■ GOAL ■
Give every line back verbatim, dropping all images.

start GIVEN DATA

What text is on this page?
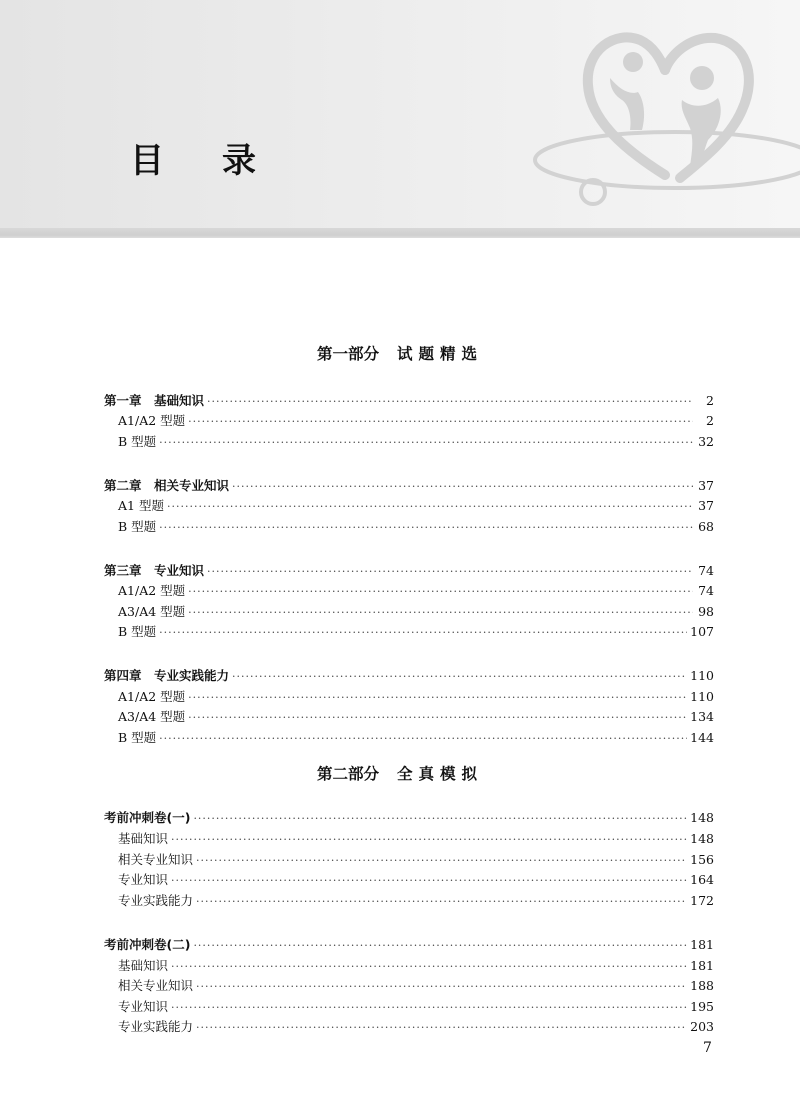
目录
第一部分 试题精选
第一章　基础知识 ·····	2
A1/A2 型题 ·····	2
B 型题 ·····	32
第二章　相关专业知识 ·····	37
A1 型题 ·····	37
B 型题 ·····	68
第三章　专业知识 ·····	74
A1/A2 型题 ·····	74
A3/A4 型题 ·····	98
B 型题 ·····	107
第四章　专业实践能力 ·····	110
A1/A2 型题 ·····	110
A3/A4 型题 ·····	134
B 型题 ·····	144
第二部分 全真模拟
考前冲刺卷(一) ·····	148
基础知识 ·····	148
相关专业知识 ·····	156
专业知识 ·····	164
专业实践能力 ·····	172
考前冲刺卷(二) ·····	181
基础知识 ·····	181
相关专业知识 ·····	188
专业知识 ·····	195
专业实践能力 ·····	203
7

end GIVEN DATA

■ EXERCISE RESPONSE ■
What text is on this page?
目录
第一部分 试题精选
第一章　基础知识 ·····	2
A1/A2 型题 ·····	2
B 型题 ·····	32
第二章　相关专业知识 ·····	37
A1 型题 ·····	37
B 型题 ·····	68
第三章　专业知识 ·····	74
A1/A2 型题 ·····	74
A3/A4 型题 ·····	98
B 型题 ·····	107
第四章　专业实践能力 ·····	110
A1/A2 型题 ·····	110
A3/A4 型题 ·····	134
B 型题 ·····	144
第二部分 全真模拟
考前冲刺卷(一) ·····	148
基础知识 ·····	148
相关专业知识 ·····	156
专业知识 ·····	164
专业实践能力 ·····	172
考前冲刺卷(二) ·····	181
基础知识 ·····	181
相关专业知识 ·····	188
专业知识 ·····	195
专业实践能力 ·····	203
7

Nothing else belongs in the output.